WHAT YOU NEED TO DO:
[1] Answer these questions using the SaaS islands article, one line per answer, marked (a), (b), (c) to match:
(a) Which network file system protocols were introduced to separate data from applications?
(b) What do Microsoft Office and Teams both integrate with?
(c) Which structural engineering program is given as an example for moving a wall in a design?
[2] Write out the passage of the SaaS islands article from "March 15, 2022" up to and including "the IT scene.".
[3] Extend the SaaS islands article beyond its last sentence.

TEXT SECTION:

---*---

The Rise and Fall of SaaS Islands

March 15, 2022 | Andres Rodriguez The Rise and Fall of SaaS Islands

Large companies often deploy Nasuni because they want to do away with the expense, hassle, and management complexity of maintaining dozens or even hundreds of file storage silos at different locations around the world. We began solving that original silo problem years ago. Unfortunately, a new type of silo has arrived on the IT scene.

As software vendors encourage users to shift to the SaaS versions of their trusted apps, the data associated with those apps starts flowing into vendor-specific cloud silos. This is not necessarily a problem when you’re dealing only with that app. But who works in a single application these days? At any large company, the average end user is jumping between multiple SaaS applications in the course of a day.

History repeats. The dominant model for computation that made companies like IBM giants was the mainframe model: data and applications were entangled in a proprietary embrace. Software was made by the manufacturers who saw it as a necessary evil to sell their wares. Features were limited. Innovation was slow. The 1970s and 1980s were defined by the enormous gravitational pull that the personal computer exerted on every aspect of the mainframe world. The term user experience was born out of the shift to make computation, for the first time, revolve around the end user. Yet this focus was fleeting. Data was a competing center within this new world order and applications (computation) revolved around the data. Network file system protocols like NFS and CIFS were introduced in order to enable the separation of data from applications. This is also when we saw the rise of a vibrant Independent Software Vendor (ISV) community.

Unfortunately, for all of their goodness, cloud and SaaS in particular have moved compute further from the end-user again. In a return to the mainframe model, applications, in their current SaaS incarnation, are constraining data portability, making it difficult to move data  across these SaaS silos.

Consider Microsoft Office and Teams. Both integrate with SharePoint. All three of them live in a SaaS silo that is controlled and maintained by Microsoft. If you are only working in Office, Teams, and SharePoint, you will manage just fine. But what if you are an architect at a major global firm? Let’s say you’re working on a critical proposal for a major client. You have Excel spreadsheets loaded with key financial models. You have a Teams meeting scheduled in an hour. And you’ve just been asked to move a wall within the proposed design.

That work has to be done in a structural engineering program such as BIM360, but when you’re finished, you want the changes to propagate out to the other applications as well. The revised design will alter the budget, so you’ll want the Excel spreadsheet to reflect that. You’ll need to be able to share the relevant files via Teams, too, so the key parties in the meeting can review these changes. All of this must be done in a way that preserves access controls, too, and you’ll need to share everything externally, in a secure way, with your clients.

The rise of SaaS silos makes this as easy as a mission to Mars.

How is this different from Snowflake?

In the database world, this has played out differently. Snowflake has risen to prominence in part because they found a way to solve their spin on this problem with databases. They evolved beyond data warehousing and developed technology that can be used to integrate databases and SaaS applications across companies for database-intensive workloads.

---*---

RECORD EXCERPTS:
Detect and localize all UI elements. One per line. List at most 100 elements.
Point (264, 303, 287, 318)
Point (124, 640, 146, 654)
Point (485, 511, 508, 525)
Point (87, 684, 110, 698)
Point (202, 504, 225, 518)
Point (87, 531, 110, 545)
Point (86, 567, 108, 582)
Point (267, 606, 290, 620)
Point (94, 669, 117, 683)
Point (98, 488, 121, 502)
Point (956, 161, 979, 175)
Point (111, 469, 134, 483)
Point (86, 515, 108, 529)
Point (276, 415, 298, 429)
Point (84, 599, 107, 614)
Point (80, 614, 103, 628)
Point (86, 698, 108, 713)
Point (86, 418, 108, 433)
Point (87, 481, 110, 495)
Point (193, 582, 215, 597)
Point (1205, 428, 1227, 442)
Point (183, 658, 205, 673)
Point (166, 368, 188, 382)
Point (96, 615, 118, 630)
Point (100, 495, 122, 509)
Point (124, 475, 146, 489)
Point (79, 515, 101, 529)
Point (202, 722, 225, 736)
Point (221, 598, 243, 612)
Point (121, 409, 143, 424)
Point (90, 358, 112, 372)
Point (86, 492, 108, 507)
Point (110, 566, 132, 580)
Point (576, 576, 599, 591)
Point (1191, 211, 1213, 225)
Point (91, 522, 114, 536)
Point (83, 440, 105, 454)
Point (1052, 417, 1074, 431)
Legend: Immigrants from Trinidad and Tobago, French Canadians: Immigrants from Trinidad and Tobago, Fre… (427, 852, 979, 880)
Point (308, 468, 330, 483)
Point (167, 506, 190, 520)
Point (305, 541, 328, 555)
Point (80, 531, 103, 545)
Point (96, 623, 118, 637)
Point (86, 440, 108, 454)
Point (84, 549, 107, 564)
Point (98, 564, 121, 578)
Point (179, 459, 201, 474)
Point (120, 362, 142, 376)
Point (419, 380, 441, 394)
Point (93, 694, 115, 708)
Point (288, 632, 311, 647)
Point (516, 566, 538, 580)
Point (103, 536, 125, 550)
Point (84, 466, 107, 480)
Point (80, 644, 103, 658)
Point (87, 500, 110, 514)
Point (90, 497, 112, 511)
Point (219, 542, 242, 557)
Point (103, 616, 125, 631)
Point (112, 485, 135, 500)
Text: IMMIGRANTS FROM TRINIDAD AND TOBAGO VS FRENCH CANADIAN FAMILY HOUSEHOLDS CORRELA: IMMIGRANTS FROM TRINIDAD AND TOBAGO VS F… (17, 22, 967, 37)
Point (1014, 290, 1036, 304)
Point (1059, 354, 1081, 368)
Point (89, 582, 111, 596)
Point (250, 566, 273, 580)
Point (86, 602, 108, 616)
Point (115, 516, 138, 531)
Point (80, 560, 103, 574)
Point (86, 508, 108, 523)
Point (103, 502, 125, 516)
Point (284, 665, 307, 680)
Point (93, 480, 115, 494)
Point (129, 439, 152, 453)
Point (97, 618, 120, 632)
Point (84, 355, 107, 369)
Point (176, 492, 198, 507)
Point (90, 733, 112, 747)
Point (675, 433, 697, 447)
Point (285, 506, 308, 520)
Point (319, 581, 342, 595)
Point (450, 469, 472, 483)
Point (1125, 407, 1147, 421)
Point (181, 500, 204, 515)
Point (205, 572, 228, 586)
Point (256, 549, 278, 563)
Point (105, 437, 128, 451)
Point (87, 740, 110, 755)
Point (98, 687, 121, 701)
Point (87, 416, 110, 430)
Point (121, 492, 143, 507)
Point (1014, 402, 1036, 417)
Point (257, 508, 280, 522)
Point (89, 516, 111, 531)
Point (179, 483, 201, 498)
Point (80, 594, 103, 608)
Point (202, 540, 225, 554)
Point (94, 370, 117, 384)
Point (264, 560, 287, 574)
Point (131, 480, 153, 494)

---*---

EXPECTED OUTPUTS:
[1]
(a) NFS and CIFS
(b) SharePoint
(c) BIM360

[2]
March 15, 2022 | Andres Rodriguez The Rise and Fall of SaaS Islands

Large companies often deploy Nasuni because they want to do away with the expense, hassle, and management complexity of maintaining dozens or even hundreds of file storage silos at different locations around the world. We began solving that original silo problem years ago. Unfortunately, a new type of silo has arrived on the IT scene.

[3]
They’re doing exactly what needs to be done in the world of files. So, naturally, large enterprise customers are wondering why file workflows can’t be integrated in the same manner.

The short answer is that they can be integrated, but the challenge isn’t quite the same. Snowflake merely needs to integrate metadata to facilitate SaaS workflows across distributed databases. I’m not saying the work Snowflake has done is simple. This middleware integration is very complex and very impressive. But from a performance and capacity perspective, mapping metadata fields from databases to a data lake is undeniably easier than integrating file workloads.

Why File Workloads are More Challenging

When a firm creates a 3D rendering of a building, it’s an intense operation. Engineers and designers in different locations need to be able to manipulate that file at the speed of thought — delays kill productivity. This we can manage. We’ve figured out how to store, share, protect and synchronize the associated file data through our cloud-native file services platform. Making that file data available to other SaaS applications both inside and outside that SaaS vendor’s world proved to be more of a challenge. But thanks to our core technology architecture and a dedicated team of very talented engineers, we found a way, developing a solution that supports the shift to SaaS apps while meeting the needs of the enterprise and its end users.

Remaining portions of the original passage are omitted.